▸ What to do
Compile every line that includes the word "only".

Data entries:
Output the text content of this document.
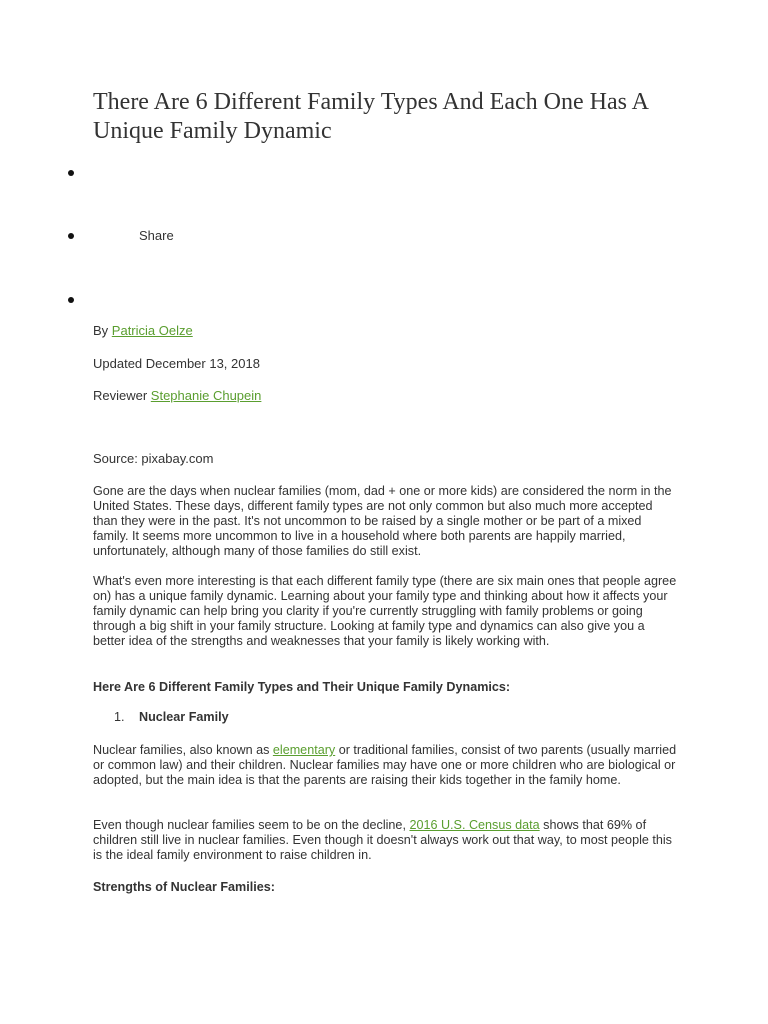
There Are 6 Different Family Types And Each One Has A Unique Family Dynamic
Share
By Patricia Oelze
Updated December 13, 2018
Reviewer Stephanie Chupein
Source: pixabay.com

Gone are the days when nuclear families (mom, dad + one or more kids) are considered the norm in the United States. These days, different family types are not only common but also much more accepted than they were in the past. It's not uncommon to be raised by a single mother or be part of a mixed family. It seems more uncommon to live in a household where both parents are happily married, unfortunately, although many of those families do still exist.

What's even more interesting is that each different family type (there are six main ones that people agree on) has a unique family dynamic. Learning about your family type and thinking about how it affects your family dynamic can help bring you clarity if you're currently struggling with family problems or going through a big shift in your family structure. Looking at family type and dynamics can also give you a better idea of the strengths and weaknesses that your family is likely working with.

Here Are 6 Different Family Types and Their Unique Family Dynamics:

1. Nuclear Family

Nuclear families, also known as elementary or traditional families, consist of two parents (usually married or common law) and their children. Nuclear families may have one or more children who are biological or adopted, but the main idea is that the parents are raising their kids together in the family home.

Even though nuclear families seem to be on the decline, 2016 U.S. Census data shows that 69% of children still live in nuclear families. Even though it doesn't always work out that way, to most people this is the ideal family environment to raise children in.

Strengths of Nuclear Families:
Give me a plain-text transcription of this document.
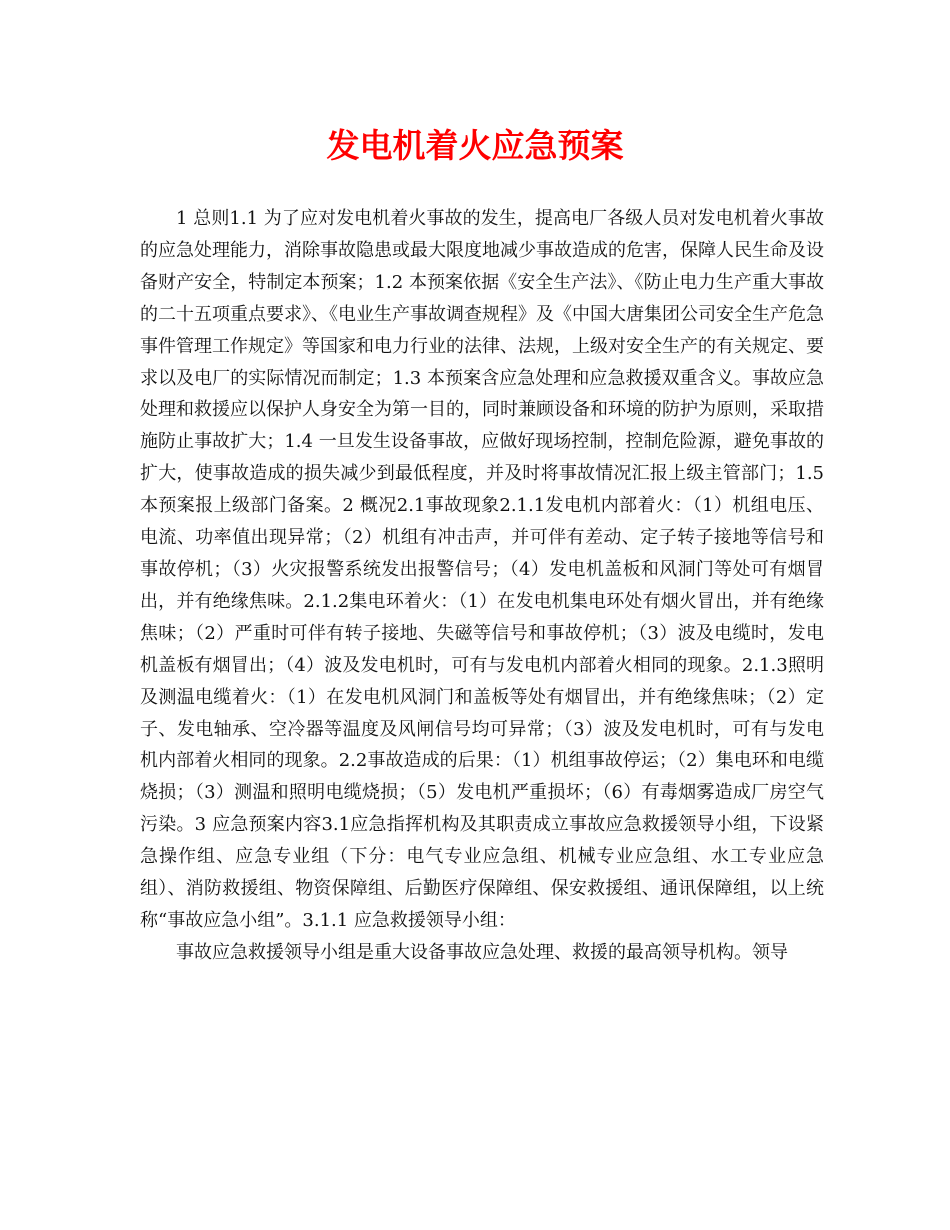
发电机着火应急预案

1 总则1.1 为了应对发电机着火事故的发生，提高电厂各级人员对发电机着火事故的应急处理能力，消除事故隐患或最大限度地减少事故造成的危害，保障人民生命及设备财产安全，特制定本预案；1.2 本预案依据《安全生产法》、《防止电力生产重大事故的二十五项重点要求》、《电业生产事故调查规程》及《中国大唐集团公司安全生产危急事件管理工作规定》等国家和电力行业的法律、法规，上级对安全生产的有关规定、要求以及电厂的实际情况而制定；1.3 本预案含应急处理和应急救援双重含义。事故应急处理和救援应以保护人身安全为第一目的，同时兼顾设备和环境的防护为原则，采取措施防止事故扩大；1.4 一旦发生设备事故，应做好现场控制，控制危险源，避免事故的扩大，使事故造成的损失减少到最低程度，并及时将事故情况汇报上级主管部门；1.5 本预案报上级部门备案。2 概况2.1事故现象2.1.1发电机内部着火：（1）机组电压、电流、功率值出现异常；（2）机组有冲击声，并可伴有差动、定子转子接地等信号和事故停机；（3）火灾报警系统发出报警信号；（4）发电机盖板和风洞门等处可有烟冒出，并有绝缘焦味。2.1.2集电环着火：（1）在发电机集电环处有烟火冒出，并有绝缘焦味；（2）严重时可伴有转子接地、失磁等信号和事故停机；（3）波及电缆时，发电机盖板有烟冒出；（4）波及发电机时，可有与发电机内部着火相同的现象。2.1.3照明及测温电缆着火：（1）在发电机风洞门和盖板等处有烟冒出，并有绝缘焦味；（2）定子、发电轴承、空冷器等温度及风闸信号均可异常；（3）波及发电机时，可有与发电机内部着火相同的现象。2.2事故造成的后果：（1）机组事故停运；（2）集电环和电缆烧损；（3）测温和照明电缆烧损；（5）发电机严重损坏；（6）有毒烟雾造成厂房空气污染。3 应急预案内容3.1应急指挥机构及其职责成立事故应急救援领导小组，下设紧急操作组、应急专业组（下分：电气专业应急组、机械专业应急组、水工专业应急组）、消防救援组、物资保障组、后勤医疗保障组、保安救援组、通讯保障组，以上统称“事故应急小组”。3.1.1 应急救援领导小组：

事故应急救援领导小组是重大设备事故应急处理、救援的最高领导机构。领导
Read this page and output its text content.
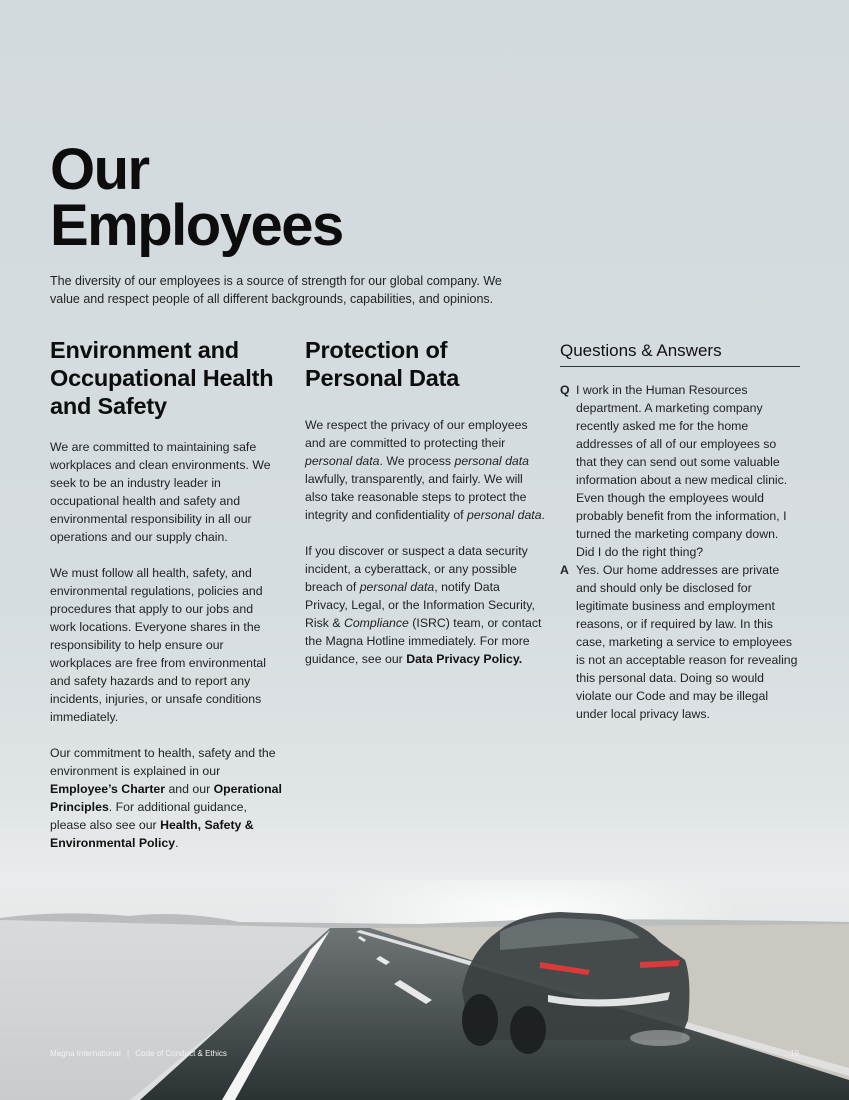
Our
Employees

The diversity of our employees is a source of strength for our global company. We value and respect people of all different backgrounds, capabilities, and opinions.

Environment and Occupational Health and Safety

We are committed to maintaining safe workplaces and clean environments. We seek to be an industry leader in occupational health and safety and environmental responsibility in all our operations and our supply chain.

We must follow all health, safety, and environmental regulations, policies and procedures that apply to our jobs and work locations. Everyone shares in the responsibility to help ensure our workplaces are free from environmental and safety hazards and to report any incidents, injuries, or unsafe conditions immediately.

Our commitment to health, safety and the environment is explained in our Employee’s Charter and our Operational Principles. For additional guidance, please also see our Health, Safety & Environmental Policy.

Protection of Personal Data

We respect the privacy of our employees and are committed to protecting their personal data. We process personal data lawfully, transparently, and fairly. We will also take reasonable steps to protect the integrity and confidentiality of personal data.

If you discover or suspect a data security incident, a cyberattack, or any possible breach of personal data, notify Data Privacy, Legal, or the Information Security, Risk & Compliance (ISRC) team, or contact the Magna Hotline immediately. For more guidance, see our Data Privacy Policy.

Questions & Answers
Q I work in the Human Resources department. A marketing company recently asked me for the home addresses of all of our employees so that they can send out some valuable information about a new medical clinic. Even though the employees would probably benefit from the information, I turned the marketing company down. Did I do the right thing?
A Yes. Our home addresses are private and should only be disclosed for legitimate business and employment reasons, or if required by law. In this case, marketing a service to employees is not an acceptable reason for revealing this personal data. Doing so would violate our Code and may be illegal under local privacy laws.
Magna International | Code of Conduct & Ethics	19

▸ Complete answer
Gone are the days when nuclear families (mom, dad + one or more kids) are considered the norm in the United States. These days, different family types are not only common but also much more accepted than they were in the past. It's not uncommon to be raised by a single mother or be part of a mixed family. It seems more uncommon to live in a household where both parents are happily married, unfortunately, although many of those families do still exist.
A Yes. Our home addresses are private and should only be disclosed for legitimate business and employment reasons, or if required by law. In this case, marketing a service to employees is not an acceptable reason for revealing this personal data. Doing so would violate our Code and may be illegal under local privacy laws.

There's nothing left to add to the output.